[Exercise inputs]
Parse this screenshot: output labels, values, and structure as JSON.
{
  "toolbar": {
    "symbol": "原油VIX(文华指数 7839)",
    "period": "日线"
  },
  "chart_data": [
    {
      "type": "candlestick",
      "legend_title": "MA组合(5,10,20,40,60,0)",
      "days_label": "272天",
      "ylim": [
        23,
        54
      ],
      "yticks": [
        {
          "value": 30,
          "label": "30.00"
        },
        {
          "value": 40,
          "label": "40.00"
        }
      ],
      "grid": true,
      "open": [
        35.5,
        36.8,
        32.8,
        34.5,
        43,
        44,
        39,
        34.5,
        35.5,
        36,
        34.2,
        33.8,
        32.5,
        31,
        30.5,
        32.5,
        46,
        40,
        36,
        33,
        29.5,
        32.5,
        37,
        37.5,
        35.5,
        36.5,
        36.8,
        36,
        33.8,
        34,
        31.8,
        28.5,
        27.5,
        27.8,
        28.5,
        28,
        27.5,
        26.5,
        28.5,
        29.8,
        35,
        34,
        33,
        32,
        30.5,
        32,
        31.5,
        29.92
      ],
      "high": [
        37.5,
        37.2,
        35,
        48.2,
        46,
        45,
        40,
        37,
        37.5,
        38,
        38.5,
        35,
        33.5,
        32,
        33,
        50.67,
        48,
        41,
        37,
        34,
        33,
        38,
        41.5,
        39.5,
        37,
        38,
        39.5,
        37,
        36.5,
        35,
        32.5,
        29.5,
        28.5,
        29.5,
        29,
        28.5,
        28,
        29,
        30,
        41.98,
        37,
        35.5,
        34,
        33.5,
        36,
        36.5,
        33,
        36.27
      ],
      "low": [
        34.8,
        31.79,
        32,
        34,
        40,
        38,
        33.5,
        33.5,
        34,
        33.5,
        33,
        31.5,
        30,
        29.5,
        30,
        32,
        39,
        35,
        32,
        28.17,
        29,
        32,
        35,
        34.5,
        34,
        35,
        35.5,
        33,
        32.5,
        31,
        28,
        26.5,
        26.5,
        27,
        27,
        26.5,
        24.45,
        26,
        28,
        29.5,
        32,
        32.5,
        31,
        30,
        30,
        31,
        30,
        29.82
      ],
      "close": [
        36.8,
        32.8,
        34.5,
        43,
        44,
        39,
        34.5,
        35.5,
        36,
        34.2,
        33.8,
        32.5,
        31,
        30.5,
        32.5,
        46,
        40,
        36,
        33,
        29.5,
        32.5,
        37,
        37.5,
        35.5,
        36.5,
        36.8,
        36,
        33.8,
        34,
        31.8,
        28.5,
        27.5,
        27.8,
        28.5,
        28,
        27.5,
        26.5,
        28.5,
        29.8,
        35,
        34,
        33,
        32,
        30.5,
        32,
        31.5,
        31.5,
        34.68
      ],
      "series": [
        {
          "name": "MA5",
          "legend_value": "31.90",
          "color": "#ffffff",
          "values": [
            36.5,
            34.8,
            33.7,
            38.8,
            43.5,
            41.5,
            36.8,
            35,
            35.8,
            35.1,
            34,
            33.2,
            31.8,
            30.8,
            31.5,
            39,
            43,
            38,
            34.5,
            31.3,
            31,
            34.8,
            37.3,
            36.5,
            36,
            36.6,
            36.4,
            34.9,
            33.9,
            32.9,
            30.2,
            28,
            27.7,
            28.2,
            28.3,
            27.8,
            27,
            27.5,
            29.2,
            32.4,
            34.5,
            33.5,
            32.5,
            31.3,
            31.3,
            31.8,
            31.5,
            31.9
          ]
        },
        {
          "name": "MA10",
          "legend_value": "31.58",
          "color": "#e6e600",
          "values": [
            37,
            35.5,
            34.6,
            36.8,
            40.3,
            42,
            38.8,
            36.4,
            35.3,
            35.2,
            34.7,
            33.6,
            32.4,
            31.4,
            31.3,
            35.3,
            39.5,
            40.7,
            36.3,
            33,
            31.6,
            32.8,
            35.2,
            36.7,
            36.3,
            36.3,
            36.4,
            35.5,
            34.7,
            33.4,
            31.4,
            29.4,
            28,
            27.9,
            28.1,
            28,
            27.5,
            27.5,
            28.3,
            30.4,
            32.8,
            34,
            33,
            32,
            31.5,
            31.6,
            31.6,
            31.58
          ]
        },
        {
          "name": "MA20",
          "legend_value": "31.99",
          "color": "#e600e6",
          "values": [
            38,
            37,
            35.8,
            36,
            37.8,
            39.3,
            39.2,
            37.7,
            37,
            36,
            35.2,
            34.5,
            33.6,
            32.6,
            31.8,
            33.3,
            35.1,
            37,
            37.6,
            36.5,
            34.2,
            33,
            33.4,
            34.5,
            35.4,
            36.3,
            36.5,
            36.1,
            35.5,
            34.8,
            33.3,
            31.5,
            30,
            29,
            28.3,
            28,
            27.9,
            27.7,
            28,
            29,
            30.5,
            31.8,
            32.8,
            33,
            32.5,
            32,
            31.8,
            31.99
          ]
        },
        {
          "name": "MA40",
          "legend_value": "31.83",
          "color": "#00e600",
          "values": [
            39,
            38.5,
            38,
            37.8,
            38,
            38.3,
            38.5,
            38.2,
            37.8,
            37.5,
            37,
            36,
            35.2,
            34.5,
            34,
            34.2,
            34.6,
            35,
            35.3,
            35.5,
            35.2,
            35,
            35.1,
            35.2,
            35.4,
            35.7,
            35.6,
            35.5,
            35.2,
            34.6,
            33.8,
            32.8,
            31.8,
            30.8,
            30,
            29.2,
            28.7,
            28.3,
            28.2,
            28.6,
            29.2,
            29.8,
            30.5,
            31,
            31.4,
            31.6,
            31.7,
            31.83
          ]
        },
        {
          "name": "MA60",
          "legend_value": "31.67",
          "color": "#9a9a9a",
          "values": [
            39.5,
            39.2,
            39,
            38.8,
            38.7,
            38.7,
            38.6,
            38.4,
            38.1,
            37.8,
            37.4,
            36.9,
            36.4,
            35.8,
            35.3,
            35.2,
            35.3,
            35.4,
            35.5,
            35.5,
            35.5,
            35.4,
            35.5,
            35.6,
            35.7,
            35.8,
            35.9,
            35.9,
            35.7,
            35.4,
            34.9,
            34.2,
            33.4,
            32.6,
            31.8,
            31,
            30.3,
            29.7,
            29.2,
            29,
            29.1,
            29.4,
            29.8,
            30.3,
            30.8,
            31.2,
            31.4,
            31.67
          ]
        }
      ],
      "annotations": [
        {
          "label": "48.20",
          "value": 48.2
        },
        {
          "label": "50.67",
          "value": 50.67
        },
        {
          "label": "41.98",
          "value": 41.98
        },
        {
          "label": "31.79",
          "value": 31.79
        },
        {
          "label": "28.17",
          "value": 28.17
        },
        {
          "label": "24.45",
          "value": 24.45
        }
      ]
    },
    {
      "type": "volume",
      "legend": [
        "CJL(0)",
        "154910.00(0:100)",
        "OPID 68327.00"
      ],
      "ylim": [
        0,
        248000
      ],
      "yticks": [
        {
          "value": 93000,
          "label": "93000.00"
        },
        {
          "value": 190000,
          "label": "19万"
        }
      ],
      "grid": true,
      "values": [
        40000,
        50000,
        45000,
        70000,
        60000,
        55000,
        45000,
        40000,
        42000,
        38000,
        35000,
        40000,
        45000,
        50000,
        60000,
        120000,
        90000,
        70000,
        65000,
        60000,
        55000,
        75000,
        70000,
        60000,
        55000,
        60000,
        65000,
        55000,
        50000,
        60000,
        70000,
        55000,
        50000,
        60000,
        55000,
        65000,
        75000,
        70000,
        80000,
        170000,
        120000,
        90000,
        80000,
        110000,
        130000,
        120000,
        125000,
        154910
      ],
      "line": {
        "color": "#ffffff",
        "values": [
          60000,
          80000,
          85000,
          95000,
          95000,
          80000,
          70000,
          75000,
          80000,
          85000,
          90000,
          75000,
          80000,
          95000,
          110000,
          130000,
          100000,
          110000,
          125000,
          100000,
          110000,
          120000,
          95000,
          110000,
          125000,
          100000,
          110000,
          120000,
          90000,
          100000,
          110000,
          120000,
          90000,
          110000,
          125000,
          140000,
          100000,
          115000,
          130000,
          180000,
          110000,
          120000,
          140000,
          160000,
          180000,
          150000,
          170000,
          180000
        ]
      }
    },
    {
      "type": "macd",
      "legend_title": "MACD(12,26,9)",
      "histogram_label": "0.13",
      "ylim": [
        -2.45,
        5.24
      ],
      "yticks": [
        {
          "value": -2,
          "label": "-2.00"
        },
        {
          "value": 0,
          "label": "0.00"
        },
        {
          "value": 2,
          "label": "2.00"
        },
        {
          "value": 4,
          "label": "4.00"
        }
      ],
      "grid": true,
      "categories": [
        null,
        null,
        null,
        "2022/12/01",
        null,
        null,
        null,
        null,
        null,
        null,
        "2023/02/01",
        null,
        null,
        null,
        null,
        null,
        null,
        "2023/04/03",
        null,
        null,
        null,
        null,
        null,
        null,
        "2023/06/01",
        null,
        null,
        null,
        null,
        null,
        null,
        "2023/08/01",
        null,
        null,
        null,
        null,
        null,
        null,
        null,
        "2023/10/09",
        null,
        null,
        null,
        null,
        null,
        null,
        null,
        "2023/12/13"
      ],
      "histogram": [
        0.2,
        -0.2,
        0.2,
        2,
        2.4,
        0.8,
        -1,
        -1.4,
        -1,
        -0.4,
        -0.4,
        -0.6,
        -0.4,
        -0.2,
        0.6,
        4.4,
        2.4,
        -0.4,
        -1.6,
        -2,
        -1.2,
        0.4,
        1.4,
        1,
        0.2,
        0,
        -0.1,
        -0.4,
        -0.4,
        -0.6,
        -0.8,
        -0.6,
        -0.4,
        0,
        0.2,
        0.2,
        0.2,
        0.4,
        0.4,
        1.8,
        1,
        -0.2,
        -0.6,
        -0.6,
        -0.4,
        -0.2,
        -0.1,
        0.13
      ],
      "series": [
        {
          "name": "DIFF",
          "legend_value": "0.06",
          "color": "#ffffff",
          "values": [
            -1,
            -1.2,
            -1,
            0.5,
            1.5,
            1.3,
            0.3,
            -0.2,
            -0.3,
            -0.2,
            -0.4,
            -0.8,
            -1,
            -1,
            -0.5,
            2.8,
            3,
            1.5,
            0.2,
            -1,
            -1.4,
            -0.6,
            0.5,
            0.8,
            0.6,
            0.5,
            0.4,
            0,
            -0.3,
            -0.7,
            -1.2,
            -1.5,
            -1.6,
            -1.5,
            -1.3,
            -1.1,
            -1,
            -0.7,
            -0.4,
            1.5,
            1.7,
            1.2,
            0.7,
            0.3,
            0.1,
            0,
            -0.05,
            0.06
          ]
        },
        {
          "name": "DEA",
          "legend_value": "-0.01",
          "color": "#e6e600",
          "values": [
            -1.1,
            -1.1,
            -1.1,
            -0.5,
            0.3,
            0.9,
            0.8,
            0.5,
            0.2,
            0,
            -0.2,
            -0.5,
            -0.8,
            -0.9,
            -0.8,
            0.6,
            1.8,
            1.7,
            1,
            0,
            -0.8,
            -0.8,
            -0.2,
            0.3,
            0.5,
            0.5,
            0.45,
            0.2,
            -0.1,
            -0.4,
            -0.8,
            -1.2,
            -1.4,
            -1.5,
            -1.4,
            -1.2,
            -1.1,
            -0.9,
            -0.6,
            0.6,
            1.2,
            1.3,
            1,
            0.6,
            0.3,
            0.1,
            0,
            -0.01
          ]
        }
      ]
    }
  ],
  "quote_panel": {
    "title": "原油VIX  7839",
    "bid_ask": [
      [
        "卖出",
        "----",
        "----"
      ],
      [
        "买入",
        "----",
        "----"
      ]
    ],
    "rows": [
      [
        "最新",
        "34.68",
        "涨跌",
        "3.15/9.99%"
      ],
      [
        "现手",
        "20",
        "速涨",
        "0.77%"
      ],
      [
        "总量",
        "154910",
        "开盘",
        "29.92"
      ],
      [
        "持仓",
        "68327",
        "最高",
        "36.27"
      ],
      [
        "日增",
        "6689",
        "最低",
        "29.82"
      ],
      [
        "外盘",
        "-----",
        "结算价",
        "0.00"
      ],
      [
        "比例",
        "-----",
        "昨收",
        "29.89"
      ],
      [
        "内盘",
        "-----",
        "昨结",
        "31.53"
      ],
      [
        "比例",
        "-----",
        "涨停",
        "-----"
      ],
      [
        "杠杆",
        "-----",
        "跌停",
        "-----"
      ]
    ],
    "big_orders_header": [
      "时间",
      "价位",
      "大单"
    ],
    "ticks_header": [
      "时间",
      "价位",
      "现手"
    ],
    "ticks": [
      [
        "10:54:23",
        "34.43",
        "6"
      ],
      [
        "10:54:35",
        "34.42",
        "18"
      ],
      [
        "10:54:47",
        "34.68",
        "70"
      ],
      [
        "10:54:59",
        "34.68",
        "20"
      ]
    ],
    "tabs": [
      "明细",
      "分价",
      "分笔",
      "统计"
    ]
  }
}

[Prompt] Report the number of lines of the listing above that hold the string "原油VIX", with no other text.

[Correct response] 2